** START OF DATA ROWS **
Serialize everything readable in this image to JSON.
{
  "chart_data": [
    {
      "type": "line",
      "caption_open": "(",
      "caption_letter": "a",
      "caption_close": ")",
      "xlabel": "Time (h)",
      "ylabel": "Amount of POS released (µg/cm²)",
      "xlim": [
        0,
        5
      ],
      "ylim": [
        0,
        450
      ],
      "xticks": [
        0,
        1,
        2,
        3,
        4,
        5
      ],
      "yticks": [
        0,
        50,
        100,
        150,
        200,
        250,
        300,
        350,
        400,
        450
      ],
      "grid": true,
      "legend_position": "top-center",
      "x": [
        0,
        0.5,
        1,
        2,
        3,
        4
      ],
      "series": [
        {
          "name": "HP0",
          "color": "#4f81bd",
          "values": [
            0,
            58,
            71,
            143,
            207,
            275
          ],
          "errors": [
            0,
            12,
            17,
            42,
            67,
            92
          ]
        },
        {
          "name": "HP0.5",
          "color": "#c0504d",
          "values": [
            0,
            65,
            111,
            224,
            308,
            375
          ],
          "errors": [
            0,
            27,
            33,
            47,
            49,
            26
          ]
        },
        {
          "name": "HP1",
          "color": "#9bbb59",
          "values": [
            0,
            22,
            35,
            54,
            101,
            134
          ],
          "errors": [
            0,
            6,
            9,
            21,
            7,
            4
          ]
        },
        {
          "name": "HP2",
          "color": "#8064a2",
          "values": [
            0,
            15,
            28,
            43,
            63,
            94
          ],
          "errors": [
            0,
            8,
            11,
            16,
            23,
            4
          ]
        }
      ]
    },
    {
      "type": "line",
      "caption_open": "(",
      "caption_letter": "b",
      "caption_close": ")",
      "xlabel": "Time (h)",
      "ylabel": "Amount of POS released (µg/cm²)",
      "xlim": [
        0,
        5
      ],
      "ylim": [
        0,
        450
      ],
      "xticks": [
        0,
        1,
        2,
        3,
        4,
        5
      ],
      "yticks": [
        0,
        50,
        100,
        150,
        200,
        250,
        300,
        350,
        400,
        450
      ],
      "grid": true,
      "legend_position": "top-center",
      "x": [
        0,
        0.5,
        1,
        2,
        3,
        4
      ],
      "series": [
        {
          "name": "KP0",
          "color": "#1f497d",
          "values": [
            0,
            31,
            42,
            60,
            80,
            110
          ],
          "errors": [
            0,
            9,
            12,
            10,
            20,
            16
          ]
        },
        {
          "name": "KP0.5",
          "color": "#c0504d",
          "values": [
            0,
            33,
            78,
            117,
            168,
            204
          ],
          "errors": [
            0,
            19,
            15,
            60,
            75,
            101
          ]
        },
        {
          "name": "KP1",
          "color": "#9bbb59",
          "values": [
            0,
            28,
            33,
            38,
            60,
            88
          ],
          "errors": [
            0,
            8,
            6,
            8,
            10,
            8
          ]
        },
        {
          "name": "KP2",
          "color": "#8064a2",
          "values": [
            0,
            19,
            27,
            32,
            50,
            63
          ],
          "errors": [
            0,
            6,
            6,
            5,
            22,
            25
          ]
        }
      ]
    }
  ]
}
** END OF DATA ROWS **
## EXERCISE TASK
All of the data above should be transcribed exactly.

## FULL RESPONSE
Serialize everything readable in this image to JSON.
{
  "chart_data": [
    {
      "type": "line",
      "caption_open": "(",
      "caption_letter": "a",
      "caption_close": ")",
      "xlabel": "Time (h)",
      "ylabel": "Amount of POS released (µg/cm²)",
      "xlim": [
        0,
        5
      ],
      "ylim": [
        0,
        450
      ],
      "xticks": [
        0,
        1,
        2,
        3,
        4,
        5
      ],
      "yticks": [
        0,
        50,
        100,
        150,
        200,
        250,
        300,
        350,
        400,
        450
      ],
      "grid": true,
      "legend_position": "top-center",
      "x": [
        0,
        0.5,
        1,
        2,
        3,
        4
      ],
      "series": [
        {
          "name": "HP0",
          "color": "#4f81bd",
          "values": [
            0,
            58,
            71,
            143,
            207,
            275
          ],
          "errors": [
            0,
            12,
            17,
            42,
            67,
            92
          ]
        },
        {
          "name": "HP0.5",
          "color": "#c0504d",
          "values": [
            0,
            65,
            111,
            224,
            308,
            375
          ],
          "errors": [
            0,
            27,
            33,
            47,
            49,
            26
          ]
        },
        {
          "name": "HP1",
          "color": "#9bbb59",
          "values": [
            0,
            22,
            35,
            54,
            101,
            134
          ],
          "errors": [
            0,
            6,
            9,
            21,
            7,
            4
          ]
        },
        {
          "name": "HP2",
          "color": "#8064a2",
          "values": [
            0,
            15,
            28,
            43,
            63,
            94
          ],
          "errors": [
            0,
            8,
            11,
            16,
            23,
            4
          ]
        }
      ]
    },
    {
      "type": "line",
      "caption_open": "(",
      "caption_letter": "b",
      "caption_close": ")",
      "xlabel": "Time (h)",
      "ylabel": "Amount of POS released (µg/cm²)",
      "xlim": [
        0,
        5
      ],
      "ylim": [
        0,
        450
      ],
      "xticks": [
        0,
        1,
        2,
        3,
        4,
        5
      ],
      "yticks": [
        0,
        50,
        100,
        150,
        200,
        250,
        300,
        350,
        400,
        450
      ],
      "grid": true,
      "legend_position": "top-center",
      "x": [
        0,
        0.5,
        1,
        2,
        3,
        4
      ],
      "series": [
        {
          "name": "KP0",
          "color": "#1f497d",
          "values": [
            0,
            31,
            42,
            60,
            80,
            110
          ],
          "errors": [
            0,
            9,
            12,
            10,
            20,
            16
          ]
        },
        {
          "name": "KP0.5",
          "color": "#c0504d",
          "values": [
            0,
            33,
            78,
            117,
            168,
            204
          ],
          "errors": [
            0,
            19,
            15,
            60,
            75,
            101
          ]
        },
        {
          "name": "KP1",
          "color": "#9bbb59",
          "values": [
            0,
            28,
            33,
            38,
            60,
            88
          ],
          "errors": [
            0,
            8,
            6,
            8,
            10,
            8
          ]
        },
        {
          "name": "KP2",
          "color": "#8064a2",
          "values": [
            0,
            19,
            27,
            32,
            50,
            63
          ],
          "errors": [
            0,
            6,
            6,
            5,
            22,
            25
          ]
        }
      ]
    }
  ]
}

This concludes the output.